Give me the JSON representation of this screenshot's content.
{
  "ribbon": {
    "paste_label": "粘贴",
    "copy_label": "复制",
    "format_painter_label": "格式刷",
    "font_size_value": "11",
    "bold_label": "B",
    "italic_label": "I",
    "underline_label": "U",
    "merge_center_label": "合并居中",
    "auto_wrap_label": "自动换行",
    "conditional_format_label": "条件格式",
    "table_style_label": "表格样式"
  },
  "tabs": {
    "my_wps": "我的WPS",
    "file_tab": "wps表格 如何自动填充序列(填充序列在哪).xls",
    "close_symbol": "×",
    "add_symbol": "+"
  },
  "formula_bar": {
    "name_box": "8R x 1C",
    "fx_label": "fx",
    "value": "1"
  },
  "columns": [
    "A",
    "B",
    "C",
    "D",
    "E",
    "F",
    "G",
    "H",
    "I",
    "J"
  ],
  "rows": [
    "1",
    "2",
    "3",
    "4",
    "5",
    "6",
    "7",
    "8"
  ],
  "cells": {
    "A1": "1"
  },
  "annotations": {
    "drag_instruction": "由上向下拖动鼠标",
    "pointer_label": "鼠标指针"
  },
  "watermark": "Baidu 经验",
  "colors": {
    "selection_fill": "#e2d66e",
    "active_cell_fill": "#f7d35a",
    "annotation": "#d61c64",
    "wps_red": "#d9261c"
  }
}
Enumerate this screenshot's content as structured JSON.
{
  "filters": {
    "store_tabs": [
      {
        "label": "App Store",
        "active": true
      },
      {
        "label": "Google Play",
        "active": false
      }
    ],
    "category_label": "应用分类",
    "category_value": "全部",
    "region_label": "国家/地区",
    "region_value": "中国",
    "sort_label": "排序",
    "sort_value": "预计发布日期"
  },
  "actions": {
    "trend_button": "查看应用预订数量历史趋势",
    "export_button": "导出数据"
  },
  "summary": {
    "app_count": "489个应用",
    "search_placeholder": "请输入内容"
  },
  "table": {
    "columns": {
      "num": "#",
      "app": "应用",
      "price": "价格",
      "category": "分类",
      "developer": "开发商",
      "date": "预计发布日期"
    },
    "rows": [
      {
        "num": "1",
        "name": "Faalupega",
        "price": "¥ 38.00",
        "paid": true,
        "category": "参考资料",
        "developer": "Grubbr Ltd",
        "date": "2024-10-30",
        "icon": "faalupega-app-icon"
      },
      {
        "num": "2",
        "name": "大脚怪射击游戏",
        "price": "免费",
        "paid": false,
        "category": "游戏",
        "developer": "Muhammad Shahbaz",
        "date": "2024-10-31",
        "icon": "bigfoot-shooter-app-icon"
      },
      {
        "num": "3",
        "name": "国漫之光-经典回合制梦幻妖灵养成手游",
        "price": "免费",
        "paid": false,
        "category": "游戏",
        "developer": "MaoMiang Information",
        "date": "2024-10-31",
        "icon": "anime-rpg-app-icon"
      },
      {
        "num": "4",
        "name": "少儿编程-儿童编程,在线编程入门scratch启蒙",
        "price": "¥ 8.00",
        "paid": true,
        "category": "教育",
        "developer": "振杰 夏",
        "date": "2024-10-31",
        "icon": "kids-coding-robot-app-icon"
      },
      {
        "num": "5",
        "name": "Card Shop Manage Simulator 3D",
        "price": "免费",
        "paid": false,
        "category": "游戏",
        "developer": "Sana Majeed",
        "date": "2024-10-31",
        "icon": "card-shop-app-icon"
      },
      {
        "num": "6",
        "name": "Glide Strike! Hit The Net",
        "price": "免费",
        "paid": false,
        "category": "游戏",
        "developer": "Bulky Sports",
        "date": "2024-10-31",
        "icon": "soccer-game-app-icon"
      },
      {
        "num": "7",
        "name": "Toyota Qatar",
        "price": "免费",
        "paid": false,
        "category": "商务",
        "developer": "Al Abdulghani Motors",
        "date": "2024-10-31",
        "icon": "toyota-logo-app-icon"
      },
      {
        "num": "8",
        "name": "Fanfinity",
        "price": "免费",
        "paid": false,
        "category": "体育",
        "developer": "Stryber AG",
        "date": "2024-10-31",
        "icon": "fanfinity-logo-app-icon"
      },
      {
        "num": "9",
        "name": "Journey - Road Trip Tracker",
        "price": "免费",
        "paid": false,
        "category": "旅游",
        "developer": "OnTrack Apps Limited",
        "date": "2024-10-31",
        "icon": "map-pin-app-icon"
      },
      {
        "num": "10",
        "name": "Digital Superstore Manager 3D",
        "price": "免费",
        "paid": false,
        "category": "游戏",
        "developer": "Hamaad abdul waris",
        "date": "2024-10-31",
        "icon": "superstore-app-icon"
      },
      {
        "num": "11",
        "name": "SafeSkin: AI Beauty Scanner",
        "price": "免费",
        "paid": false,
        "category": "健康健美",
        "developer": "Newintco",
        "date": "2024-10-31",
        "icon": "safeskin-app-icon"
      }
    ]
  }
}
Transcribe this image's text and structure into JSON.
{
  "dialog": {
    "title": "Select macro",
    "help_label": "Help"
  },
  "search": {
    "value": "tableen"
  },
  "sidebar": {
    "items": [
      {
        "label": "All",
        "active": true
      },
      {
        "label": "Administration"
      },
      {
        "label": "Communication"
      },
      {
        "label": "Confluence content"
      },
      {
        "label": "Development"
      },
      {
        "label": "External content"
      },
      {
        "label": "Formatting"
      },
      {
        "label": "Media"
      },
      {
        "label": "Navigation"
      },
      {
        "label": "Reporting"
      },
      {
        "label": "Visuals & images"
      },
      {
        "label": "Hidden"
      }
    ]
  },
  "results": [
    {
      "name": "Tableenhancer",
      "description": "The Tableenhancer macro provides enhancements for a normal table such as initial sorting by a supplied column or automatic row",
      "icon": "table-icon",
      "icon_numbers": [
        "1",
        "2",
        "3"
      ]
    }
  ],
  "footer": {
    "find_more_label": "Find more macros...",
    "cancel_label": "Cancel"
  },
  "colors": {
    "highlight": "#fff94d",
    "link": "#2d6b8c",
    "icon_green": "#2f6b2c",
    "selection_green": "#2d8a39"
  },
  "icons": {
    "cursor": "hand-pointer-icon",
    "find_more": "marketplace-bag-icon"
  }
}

## [What you are asked to do]
Reproduce the full listing above, character for character.

## [The result]
Give me the JSON representation of this screenshot's content.
{
  "ribbon": {
    "paste_label": "粘贴",
    "copy_label": "复制",
    "format_painter_label": "格式刷",
    "font_size_value": "11",
    "bold_label": "B",
    "italic_label": "I",
    "underline_label": "U",
    "merge_center_label": "合并居中",
    "auto_wrap_label": "自动换行",
    "conditional_format_label": "条件格式",
    "table_style_label": "表格样式"
  },
  "tabs": {
    "my_wps": "我的WPS",
    "file_tab": "wps表格 如何自动填充序列(填充序列在哪).xls",
    "close_symbol": "×",
    "add_symbol": "+"
  },
  "formula_bar": {
    "name_box": "8R x 1C",
    "fx_label": "fx",
    "value": "1"
  },
  "columns": [
    "A",
    "B",
    "C",
    "D",
    "E",
    "F",
    "G",
    "H",
    "I",
    "J"
  ],
  "rows": [
    "1",
    "2",
    "3",
    "4",
    "5",
    "6",
    "7",
    "8"
  ],
  "cells": {
    "A1": "1"
  },
  "annotations": {
    "drag_instruction": "由上向下拖动鼠标",
    "pointer_label": "鼠标指针"
  },
  "watermark": "Baidu 经验",
  "colors": {
    "selection_fill": "#e2d66e",
    "active_cell_fill": "#f7d35a",
    "annotation": "#d61c64",
    "wps_red": "#d9261c"
  }
}
Enumerate this screenshot's content as structured JSON.
{
  "filters": {
    "store_tabs": [
      {
        "label": "App Store",
        "active": true
      },
      {
        "label": "Google Play",
        "active": false
      }
    ],
    "category_label": "应用分类",
    "category_value": "全部",
    "region_label": "国家/地区",
    "region_value": "中国",
    "sort_label": "排序",
    "sort_value": "预计发布日期"
  },
  "actions": {
    "trend_button": "查看应用预订数量历史趋势",
    "export_button": "导出数据"
  },
  "summary": {
    "app_count": "489个应用",
    "search_placeholder": "请输入内容"
  },
  "table": {
    "columns": {
      "num": "#",
      "app": "应用",
      "price": "价格",
      "category": "分类",
      "developer": "开发商",
      "date": "预计发布日期"
    },
    "rows": [
      {
        "num": "1",
        "name": "Faalupega",
        "price": "¥ 38.00",
        "paid": true,
        "category": "参考资料",
        "developer": "Grubbr Ltd",
        "date": "2024-10-30",
        "icon": "faalupega-app-icon"
      },
      {
        "num": "2",
        "name": "大脚怪射击游戏",
        "price": "免费",
        "paid": false,
        "category": "游戏",
        "developer": "Muhammad Shahbaz",
        "date": "2024-10-31",
        "icon": "bigfoot-shooter-app-icon"
      },
      {
        "num": "3",
        "name": "国漫之光-经典回合制梦幻妖灵养成手游",
        "price": "免费",
        "paid": false,
        "category": "游戏",
        "developer": "MaoMiang Information",
        "date": "2024-10-31",
        "icon": "anime-rpg-app-icon"
      },
      {
        "num": "4",
        "name": "少儿编程-儿童编程,在线编程入门scratch启蒙",
        "price": "¥ 8.00",
        "paid": true,
        "category": "教育",
        "developer": "振杰 夏",
        "date": "2024-10-31",
        "icon": "kids-coding-robot-app-icon"
      },
      {
        "num": "5",
        "name": "Card Shop Manage Simulator 3D",
        "price": "免费",
        "paid": false,
        "category": "游戏",
        "developer": "Sana Majeed",
        "date": "2024-10-31",
        "icon": "card-shop-app-icon"
      },
      {
        "num": "6",
        "name": "Glide Strike! Hit The Net",
        "price": "免费",
        "paid": false,
        "category": "游戏",
        "developer": "Bulky Sports",
        "date": "2024-10-31",
        "icon": "soccer-game-app-icon"
      },
      {
        "num": "7",
        "name": "Toyota Qatar",
        "price": "免费",
        "paid": false,
        "category": "商务",
        "developer": "Al Abdulghani Motors",
        "date": "2024-10-31",
        "icon": "toyota-logo-app-icon"
      },
      {
        "num": "8",
        "name": "Fanfinity",
        "price": "免费",
        "paid": false,
        "category": "体育",
        "developer": "Stryber AG",
        "date": "2024-10-31",
        "icon": "fanfinity-logo-app-icon"
      },
      {
        "num": "9",
        "name": "Journey - Road Trip Tracker",
        "price": "免费",
        "paid": false,
        "category": "旅游",
        "developer": "OnTrack Apps Limited",
        "date": "2024-10-31",
        "icon": "map-pin-app-icon"
      },
      {
        "num": "10",
        "name": "Digital Superstore Manager 3D",
        "price": "免费",
        "paid": false,
        "category": "游戏",
        "developer": "Hamaad abdul waris",
        "date": "2024-10-31",
        "icon": "superstore-app-icon"
      },
      {
        "num": "11",
        "name": "SafeSkin: AI Beauty Scanner",
        "price": "免费",
        "paid": false,
        "category": "健康健美",
        "developer": "Newintco",
        "date": "2024-10-31",
        "icon": "safeskin-app-icon"
      }
    ]
  }
}
Transcribe this image's text and structure into JSON.
{
  "dialog": {
    "title": "Select macro",
    "help_label": "Help"
  },
  "search": {
    "value": "tableen"
  },
  "sidebar": {
    "items": [
      {
        "label": "All",
        "active": true
      },
      {
        "label": "Administration"
      },
      {
        "label": "Communication"
      },
      {
        "label": "Confluence content"
      },
      {
        "label": "Development"
      },
      {
        "label": "External content"
      },
      {
        "label": "Formatting"
      },
      {
        "label": "Media"
      },
      {
        "label": "Navigation"
      },
      {
        "label": "Reporting"
      },
      {
        "label": "Visuals & images"
      },
      {
        "label": "Hidden"
      }
    ]
  },
  "results": [
    {
      "name": "Tableenhancer",
      "description": "The Tableenhancer macro provides enhancements for a normal table such as initial sorting by a supplied column or automatic row",
      "icon": "table-icon",
      "icon_numbers": [
        "1",
        "2",
        "3"
      ]
    }
  ],
  "footer": {
    "find_more_label": "Find more macros...",
    "cancel_label": "Cancel"
  },
  "colors": {
    "highlight": "#fff94d",
    "link": "#2d6b8c",
    "icon_green": "#2f6b2c",
    "selection_green": "#2d8a39"
  },
  "icons": {
    "cursor": "hand-pointer-icon",
    "find_more": "marketplace-bag-icon"
  }
}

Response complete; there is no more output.